▶ _Prompt_: Word for word, quote all of the material, omitting the pictures.
· · ·
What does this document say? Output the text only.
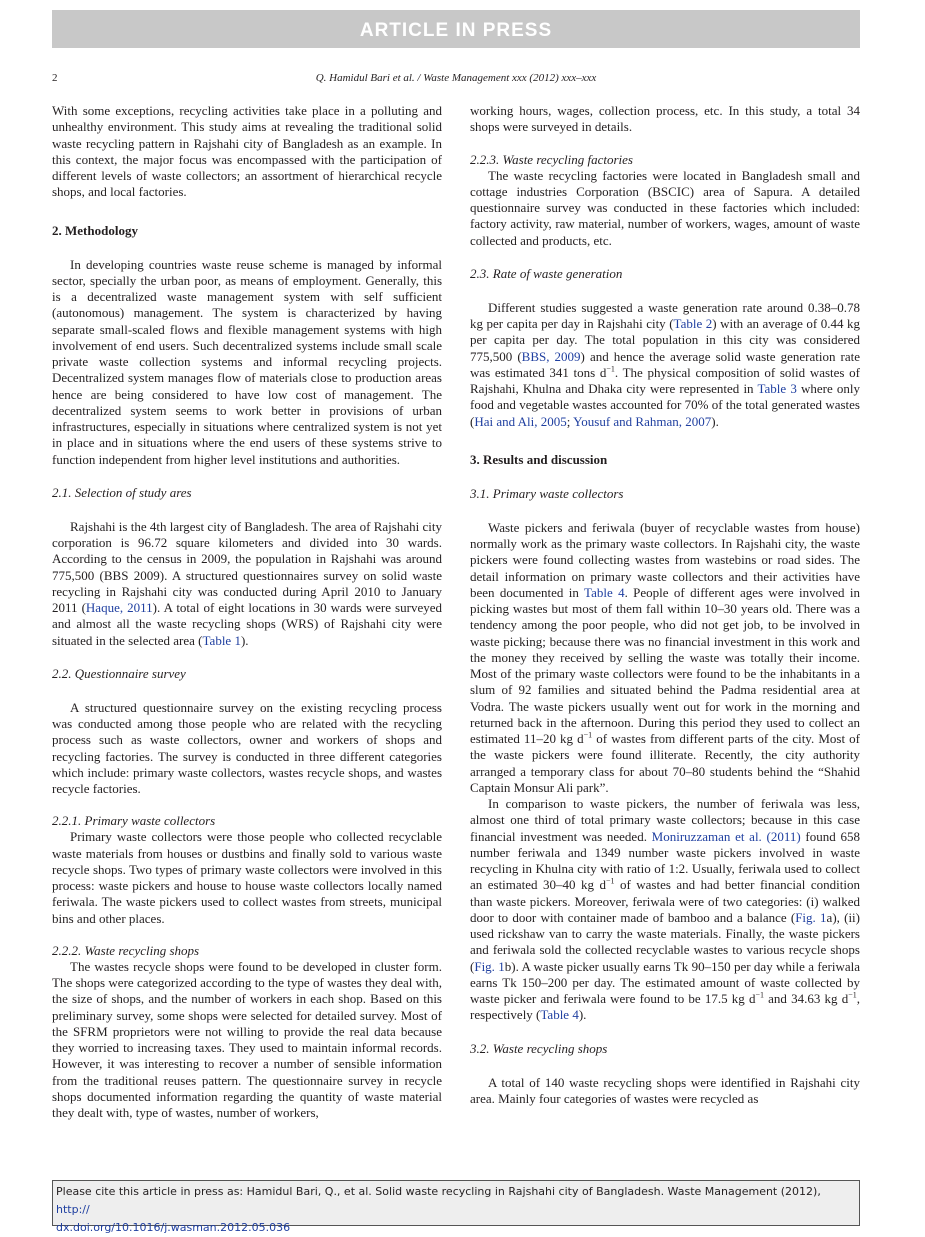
ARTICLE IN PRESS
2	Q. Hamidul Bari et al. / Waste Management xxx (2012) xxx–xxx

With some exceptions, recycling activities take place in a polluting and unhealthy environment. This study aims at revealing the traditional solid waste recycling pattern in Rajshahi city of Bangladesh as an example. In this context, the major focus was encompassed with the participation of different levels of waste collectors; an assortment of hierarchical recycle shops, and local factories.

2. Methodology

In developing countries waste reuse scheme is managed by informal sector, specially the urban poor, as means of employment. Generally, this is a decentralized waste management system with self sufficient (autonomous) management. The system is characterized by having separate small-scaled flows and flexible management systems with high involvement of end users. Such decentralized systems include small scale private waste collection systems and informal recycling projects. Decentralized system manages flow of materials close to production areas hence are being considered to have low cost of management. The decentralized system seems to work better in provisions of urban infrastructures, especially in situations where centralized system is not yet in place and in situations where the end users of these systems strive to function independent from higher level institutions and authorities.

2.1. Selection of study ares

Rajshahi is the 4th largest city of Bangladesh. The area of Rajshahi city corporation is 96.72 square kilometers and divided into 30 wards. According to the census in 2009, the population in Rajshahi was around 775,500 (BBS 2009). A structured questionnaires survey on solid waste recycling in Rajshahi city was conducted during April 2010 to January 2011 (Haque, 2011). A total of eight locations in 30 wards were surveyed and almost all the waste recycling shops (WRS) of Rajshahi city were situated in the selected area (Table 1).

2.2. Questionnaire survey

A structured questionnaire survey on the existing recycling process was conducted among those people who are related with the recycling process such as waste collectors, owner and workers of shops and recycling factories. The survey is conducted in three different categories which include: primary waste collectors, wastes recycle shops, and wastes recycle factories.

2.2.1. Primary waste collectors

Primary waste collectors were those people who collected recyclable waste materials from houses or dustbins and finally sold to various waste recycle shops. Two types of primary waste collectors were involved in this process: waste pickers and house to house waste collectors locally named feriwala. The waste pickers used to collect wastes from streets, municipal bins and other places.

2.2.2. Waste recycling shops

The wastes recycle shops were found to be developed in cluster form. The shops were categorized according to the type of wastes they deal with, the size of shops, and the number of workers in each shop. Based on this preliminary survey, some shops were selected for detailed survey. Most of the SFRM proprietors were not willing to provide the real data because they worried to increasing taxes. They used to maintain informal records. However, it was interesting to recover a number of sensible information from the traditional reuses pattern. The questionnaire survey in recycle shops documented information regarding the quantity of waste material they dealt with, type of wastes, number of workers,

working hours, wages, collection process, etc. In this study, a total 34 shops were surveyed in details.

2.2.3. Waste recycling factories

The waste recycling factories were located in Bangladesh small and cottage industries Corporation (BSCIC) area of Sapura. A detailed questionnaire survey was conducted in these factories which included: factory activity, raw material, number of workers, wages, amount of waste collected and products, etc.

2.3. Rate of waste generation

Different studies suggested a waste generation rate around 0.38–0.78 kg per capita per day in Rajshahi city (Table 2) with an average of 0.44 kg per capita per day. The total population in this city was considered 775,500 (BBS, 2009) and hence the average solid waste generation rate was estimated 341 tons $d^{-1}$. The physical composition of solid wastes of Rajshahi, Khulna and Dhaka city were represented in Table 3 where only food and vegetable wastes accounted for 70% of the total generated wastes (Hai and Ali, 2005; Yousuf and Rahman, 2007).

3. Results and discussion
3.1. Primary waste collectors

Waste pickers and feriwala (buyer of recyclable wastes from house) normally work as the primary waste collectors. In Rajshahi city, the waste pickers were found collecting wastes from wastebins or road sides. The detail information on primary waste collectors and their activities have been documented in Table 4. People of different ages were involved in picking wastes but most of them fall within 10–30 years old. There was a tendency among the poor people, who did not get job, to be involved in waste picking; because there was no financial investment in this work and the money they received by selling the waste was totally their income. Most of the primary waste collectors were found to be the inhabitants in a slum of 92 families and situated behind the Padma residential area at Vodra. The waste pickers usually went out for work in the morning and returned back in the afternoon. During this period they used to collect an estimated 11–20 kg $d^{-1}$ of wastes from different parts of the city. Most of the waste pickers were found illiterate. Recently, the city authority arranged a temporary class for about 70–80 students behind the “Shahid Captain Monsur Ali park”.

In comparison to waste pickers, the number of feriwala was less, almost one third of total primary waste collectors; because in this case financial investment was needed. Moniruzzaman et al. (2011) found 658 number feriwala and 1349 number waste pickers involved in waste recycling in Khulna city with ratio of 1:2. Usually, feriwala used to collect an estimated 30–40 kg $d^{-1}$ of wastes and had better financial condition than waste pickers. Moreover, feriwala were of two categories: (i) walked door to door with container made of bamboo and a balance (Fig. 1a), (ii) used rickshaw van to carry the waste materials. Finally, the waste pickers and feriwala sold the collected recyclable wastes to various recycle shops (Fig. 1b). A waste picker usually earns Tk 90–150 per day while a feriwala earns Tk 150–200 per day. The estimated amount of waste collected by waste picker and feriwala were found to be 17.5 kg $d^{-1}$ and 34.63 kg $d^{-1}$, respectively (Table 4).

3.2. Waste recycling shops

A total of 140 waste recycling shops were identified in Rajshahi city area. Mainly four categories of wastes were recycled as

Please cite this article in press as: Hamidul Bari, Q., et al. Solid waste recycling in Rajshahi city of Bangladesh. Waste Management (2012), http://
dx.doi.org/10.1016/j.wasman.2012.05.036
· · ·
▶ _Correct response_:
What does this document say? Output the text only.
ARTICLE IN PRESS
2	Q. Hamidul Bari et al. / Waste Management xxx (2012) xxx–xxx

With some exceptions, recycling activities take place in a polluting and unhealthy environment. This study aims at revealing the traditional solid waste recycling pattern in Rajshahi city of Bangladesh as an example. In this context, the major focus was encompassed with the participation of different levels of waste collectors; an assortment of hierarchical recycle shops, and local factories.

2. Methodology

In developing countries waste reuse scheme is managed by informal sector, specially the urban poor, as means of employment. Generally, this is a decentralized waste management system with self sufficient (autonomous) management. The system is characterized by having separate small-scaled flows and flexible management systems with high involvement of end users. Such decentralized systems include small scale private waste collection systems and informal recycling projects. Decentralized system manages flow of materials close to production areas hence are being considered to have low cost of management. The decentralized system seems to work better in provisions of urban infrastructures, especially in situations where centralized system is not yet in place and in situations where the end users of these systems strive to function independent from higher level institutions and authorities.

2.1. Selection of study ares

Rajshahi is the 4th largest city of Bangladesh. The area of Rajshahi city corporation is 96.72 square kilometers and divided into 30 wards. According to the census in 2009, the population in Rajshahi was around 775,500 (BBS 2009). A structured questionnaires survey on solid waste recycling in Rajshahi city was conducted during April 2010 to January 2011 (Haque, 2011). A total of eight locations in 30 wards were surveyed and almost all the waste recycling shops (WRS) of Rajshahi city were situated in the selected area (Table 1).

2.2. Questionnaire survey

A structured questionnaire survey on the existing recycling process was conducted among those people who are related with the recycling process such as waste collectors, owner and workers of shops and recycling factories. The survey is conducted in three different categories which include: primary waste collectors, wastes recycle shops, and wastes recycle factories.

2.2.1. Primary waste collectors

Primary waste collectors were those people who collected recyclable waste materials from houses or dustbins and finally sold to various waste recycle shops. Two types of primary waste collectors were involved in this process: waste pickers and house to house waste collectors locally named feriwala. The waste pickers used to collect wastes from streets, municipal bins and other places.

2.2.2. Waste recycling shops

The wastes recycle shops were found to be developed in cluster form. The shops were categorized according to the type of wastes they deal with, the size of shops, and the number of workers in each shop. Based on this preliminary survey, some shops were selected for detailed survey. Most of the SFRM proprietors were not willing to provide the real data because they worried to increasing taxes. They used to maintain informal records. However, it was interesting to recover a number of sensible information from the traditional reuses pattern. The questionnaire survey in recycle shops documented information regarding the quantity of waste material they dealt with, type of wastes, number of workers,

working hours, wages, collection process, etc. In this study, a total 34 shops were surveyed in details.

2.2.3. Waste recycling factories

The waste recycling factories were located in Bangladesh small and cottage industries Corporation (BSCIC) area of Sapura. A detailed questionnaire survey was conducted in these factories which included: factory activity, raw material, number of workers, wages, amount of waste collected and products, etc.

2.3. Rate of waste generation

Different studies suggested a waste generation rate around 0.38–0.78 kg per capita per day in Rajshahi city (Table 2) with an average of 0.44 kg per capita per day. The total population in this city was considered 775,500 (BBS, 2009) and hence the average solid waste generation rate was estimated 341 tons $d^{-1}$. The physical composition of solid wastes of Rajshahi, Khulna and Dhaka city were represented in Table 3 where only food and vegetable wastes accounted for 70% of the total generated wastes (Hai and Ali, 2005; Yousuf and Rahman, 2007).

3. Results and discussion
3.1. Primary waste collectors

Waste pickers and feriwala (buyer of recyclable wastes from house) normally work as the primary waste collectors. In Rajshahi city, the waste pickers were found collecting wastes from wastebins or road sides. The detail information on primary waste collectors and their activities have been documented in Table 4. People of different ages were involved in picking wastes but most of them fall within 10–30 years old. There was a tendency among the poor people, who did not get job, to be involved in waste picking; because there was no financial investment in this work and the money they received by selling the waste was totally their income. Most of the primary waste collectors were found to be the inhabitants in a slum of 92 families and situated behind the Padma residential area at Vodra. The waste pickers usually went out for work in the morning and returned back in the afternoon. During this period they used to collect an estimated 11–20 kg $d^{-1}$ of wastes from different parts of the city. Most of the waste pickers were found illiterate. Recently, the city authority arranged a temporary class for about 70–80 students behind the “Shahid Captain Monsur Ali park”.

In comparison to waste pickers, the number of feriwala was less, almost one third of total primary waste collectors; because in this case financial investment was needed. Moniruzzaman et al. (2011) found 658 number feriwala and 1349 number waste pickers involved in waste recycling in Khulna city with ratio of 1:2. Usually, feriwala used to collect an estimated 30–40 kg $d^{-1}$ of wastes and had better financial condition than waste pickers. Moreover, feriwala were of two categories: (i) walked door to door with container made of bamboo and a balance (Fig. 1a), (ii) used rickshaw van to carry the waste materials. Finally, the waste pickers and feriwala sold the collected recyclable wastes to various recycle shops (Fig. 1b). A waste picker usually earns Tk 90–150 per day while a feriwala earns Tk 150–200 per day. The estimated amount of waste collected by waste picker and feriwala were found to be 17.5 kg $d^{-1}$ and 34.63 kg $d^{-1}$, respectively (Table 4).

3.2. Waste recycling shops

A total of 140 waste recycling shops were identified in Rajshahi city area. Mainly four categories of wastes were recycled as

Please cite this article in press as: Hamidul Bari, Q., et al. Solid waste recycling in Rajshahi city of Bangladesh. Waste Management (2012), http://
dx.doi.org/10.1016/j.wasman.2012.05.036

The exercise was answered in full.